Your instructions:
Scan each line of the records for the word "ffffff" and extract the ones that have it.

Listed records:
= = =

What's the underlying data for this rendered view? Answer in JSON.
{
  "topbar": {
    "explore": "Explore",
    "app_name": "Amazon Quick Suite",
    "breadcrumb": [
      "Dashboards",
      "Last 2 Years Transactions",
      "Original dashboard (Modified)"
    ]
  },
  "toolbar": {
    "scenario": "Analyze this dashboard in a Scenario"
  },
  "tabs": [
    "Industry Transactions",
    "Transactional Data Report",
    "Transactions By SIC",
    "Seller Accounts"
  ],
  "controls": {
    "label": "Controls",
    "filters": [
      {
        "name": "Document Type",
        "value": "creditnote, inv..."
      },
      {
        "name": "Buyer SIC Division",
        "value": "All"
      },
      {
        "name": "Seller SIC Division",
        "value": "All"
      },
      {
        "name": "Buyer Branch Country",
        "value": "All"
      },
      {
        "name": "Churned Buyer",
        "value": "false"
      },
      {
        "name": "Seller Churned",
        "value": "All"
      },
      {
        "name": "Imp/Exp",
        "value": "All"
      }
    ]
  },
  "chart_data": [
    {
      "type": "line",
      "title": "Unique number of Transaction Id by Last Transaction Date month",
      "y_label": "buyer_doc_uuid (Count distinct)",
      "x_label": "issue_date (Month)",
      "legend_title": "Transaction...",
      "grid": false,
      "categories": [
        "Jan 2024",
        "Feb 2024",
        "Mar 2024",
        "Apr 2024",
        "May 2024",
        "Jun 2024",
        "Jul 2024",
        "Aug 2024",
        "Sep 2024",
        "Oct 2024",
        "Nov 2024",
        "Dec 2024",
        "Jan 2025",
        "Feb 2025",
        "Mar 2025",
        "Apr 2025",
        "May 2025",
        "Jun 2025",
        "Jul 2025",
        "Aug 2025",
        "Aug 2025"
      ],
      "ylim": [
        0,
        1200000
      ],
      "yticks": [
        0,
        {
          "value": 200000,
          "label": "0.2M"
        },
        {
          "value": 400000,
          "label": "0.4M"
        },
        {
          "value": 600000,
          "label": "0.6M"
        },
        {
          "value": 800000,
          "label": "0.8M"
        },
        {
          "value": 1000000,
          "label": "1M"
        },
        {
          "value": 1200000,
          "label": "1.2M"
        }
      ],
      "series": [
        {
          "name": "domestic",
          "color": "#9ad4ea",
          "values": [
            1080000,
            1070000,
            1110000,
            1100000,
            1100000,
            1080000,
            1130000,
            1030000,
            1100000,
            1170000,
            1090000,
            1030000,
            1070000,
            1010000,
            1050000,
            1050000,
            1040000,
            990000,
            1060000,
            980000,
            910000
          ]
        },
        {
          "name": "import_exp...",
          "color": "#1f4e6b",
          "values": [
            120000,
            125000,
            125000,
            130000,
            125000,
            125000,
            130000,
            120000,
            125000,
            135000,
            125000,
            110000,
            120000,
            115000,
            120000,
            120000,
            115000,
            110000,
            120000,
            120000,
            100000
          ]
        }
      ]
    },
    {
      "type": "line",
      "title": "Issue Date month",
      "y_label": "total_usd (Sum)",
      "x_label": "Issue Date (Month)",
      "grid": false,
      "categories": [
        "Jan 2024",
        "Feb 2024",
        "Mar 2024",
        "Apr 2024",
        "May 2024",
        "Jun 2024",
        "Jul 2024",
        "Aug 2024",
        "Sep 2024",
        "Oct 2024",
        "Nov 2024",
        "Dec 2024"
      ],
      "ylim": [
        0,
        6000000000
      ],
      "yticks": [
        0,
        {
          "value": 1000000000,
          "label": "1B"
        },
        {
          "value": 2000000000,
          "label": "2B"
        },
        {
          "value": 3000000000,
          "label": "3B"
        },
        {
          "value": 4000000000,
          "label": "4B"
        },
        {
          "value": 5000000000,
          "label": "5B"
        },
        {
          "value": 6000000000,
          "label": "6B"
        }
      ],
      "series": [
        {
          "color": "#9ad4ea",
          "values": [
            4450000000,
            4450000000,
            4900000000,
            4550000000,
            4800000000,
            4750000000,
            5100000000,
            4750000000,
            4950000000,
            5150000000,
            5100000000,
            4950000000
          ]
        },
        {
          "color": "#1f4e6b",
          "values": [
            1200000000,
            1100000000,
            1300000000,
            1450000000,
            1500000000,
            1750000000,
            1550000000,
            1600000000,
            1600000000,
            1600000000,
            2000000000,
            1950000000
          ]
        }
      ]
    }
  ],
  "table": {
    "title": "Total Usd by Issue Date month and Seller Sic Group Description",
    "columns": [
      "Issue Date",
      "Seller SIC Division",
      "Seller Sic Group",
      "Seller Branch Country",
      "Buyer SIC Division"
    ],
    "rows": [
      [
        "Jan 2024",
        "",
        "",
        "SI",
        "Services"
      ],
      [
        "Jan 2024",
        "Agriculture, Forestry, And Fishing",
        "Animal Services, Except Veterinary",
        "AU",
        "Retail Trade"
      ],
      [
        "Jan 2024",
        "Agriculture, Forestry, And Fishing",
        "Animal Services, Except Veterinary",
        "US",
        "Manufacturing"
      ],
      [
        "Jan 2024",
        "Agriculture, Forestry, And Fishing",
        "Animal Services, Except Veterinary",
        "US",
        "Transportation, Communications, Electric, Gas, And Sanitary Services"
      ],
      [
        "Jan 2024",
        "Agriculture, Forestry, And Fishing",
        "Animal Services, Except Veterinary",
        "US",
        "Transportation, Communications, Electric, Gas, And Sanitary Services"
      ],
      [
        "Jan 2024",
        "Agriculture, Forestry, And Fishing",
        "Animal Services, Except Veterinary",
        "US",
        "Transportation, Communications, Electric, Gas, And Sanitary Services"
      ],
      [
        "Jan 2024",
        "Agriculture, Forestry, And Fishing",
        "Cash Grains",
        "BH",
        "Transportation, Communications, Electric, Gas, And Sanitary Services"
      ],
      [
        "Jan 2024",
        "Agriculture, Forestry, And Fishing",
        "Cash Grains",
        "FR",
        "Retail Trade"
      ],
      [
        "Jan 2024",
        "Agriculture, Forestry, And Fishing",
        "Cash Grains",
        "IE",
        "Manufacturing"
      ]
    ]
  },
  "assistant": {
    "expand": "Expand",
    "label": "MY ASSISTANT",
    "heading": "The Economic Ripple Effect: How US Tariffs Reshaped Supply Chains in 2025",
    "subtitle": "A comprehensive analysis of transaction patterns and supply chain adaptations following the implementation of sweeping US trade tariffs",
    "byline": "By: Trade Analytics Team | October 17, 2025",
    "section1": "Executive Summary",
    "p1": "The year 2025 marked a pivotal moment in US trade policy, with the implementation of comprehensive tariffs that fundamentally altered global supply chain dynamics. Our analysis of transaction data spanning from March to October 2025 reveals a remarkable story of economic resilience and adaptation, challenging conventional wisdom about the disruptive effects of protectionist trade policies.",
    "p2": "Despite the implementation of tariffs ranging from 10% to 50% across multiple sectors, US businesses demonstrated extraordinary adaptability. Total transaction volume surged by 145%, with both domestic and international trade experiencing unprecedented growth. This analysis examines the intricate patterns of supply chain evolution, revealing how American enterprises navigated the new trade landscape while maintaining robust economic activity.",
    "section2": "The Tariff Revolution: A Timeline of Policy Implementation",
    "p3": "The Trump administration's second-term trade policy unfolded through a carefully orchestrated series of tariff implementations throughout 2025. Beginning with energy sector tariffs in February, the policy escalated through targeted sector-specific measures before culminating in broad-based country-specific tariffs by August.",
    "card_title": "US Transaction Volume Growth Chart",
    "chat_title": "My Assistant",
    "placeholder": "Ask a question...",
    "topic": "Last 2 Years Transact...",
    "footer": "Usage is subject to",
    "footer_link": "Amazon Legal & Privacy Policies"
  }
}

= = =

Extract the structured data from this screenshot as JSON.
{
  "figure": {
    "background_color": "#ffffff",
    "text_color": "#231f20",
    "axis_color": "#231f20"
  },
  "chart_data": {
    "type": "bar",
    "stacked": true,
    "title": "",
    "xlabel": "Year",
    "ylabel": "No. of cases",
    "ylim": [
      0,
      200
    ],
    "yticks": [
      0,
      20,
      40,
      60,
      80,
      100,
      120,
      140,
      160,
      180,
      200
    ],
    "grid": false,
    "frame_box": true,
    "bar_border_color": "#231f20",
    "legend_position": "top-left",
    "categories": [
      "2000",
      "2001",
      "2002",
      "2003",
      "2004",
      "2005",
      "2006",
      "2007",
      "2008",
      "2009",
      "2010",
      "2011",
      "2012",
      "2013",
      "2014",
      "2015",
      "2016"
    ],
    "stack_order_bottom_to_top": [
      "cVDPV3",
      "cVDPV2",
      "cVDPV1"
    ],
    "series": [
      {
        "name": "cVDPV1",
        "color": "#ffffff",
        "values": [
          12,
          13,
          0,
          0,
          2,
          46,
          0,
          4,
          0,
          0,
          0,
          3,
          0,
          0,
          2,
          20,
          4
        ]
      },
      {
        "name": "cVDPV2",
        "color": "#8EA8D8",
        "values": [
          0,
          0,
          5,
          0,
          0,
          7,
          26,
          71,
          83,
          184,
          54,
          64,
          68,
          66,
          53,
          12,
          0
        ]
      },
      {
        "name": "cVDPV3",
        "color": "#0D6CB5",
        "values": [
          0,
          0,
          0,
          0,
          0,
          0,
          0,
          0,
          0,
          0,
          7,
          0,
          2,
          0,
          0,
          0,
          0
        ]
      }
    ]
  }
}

= = =

Result:
    "background_color": "#ffffff",
        "color": "#ffffff",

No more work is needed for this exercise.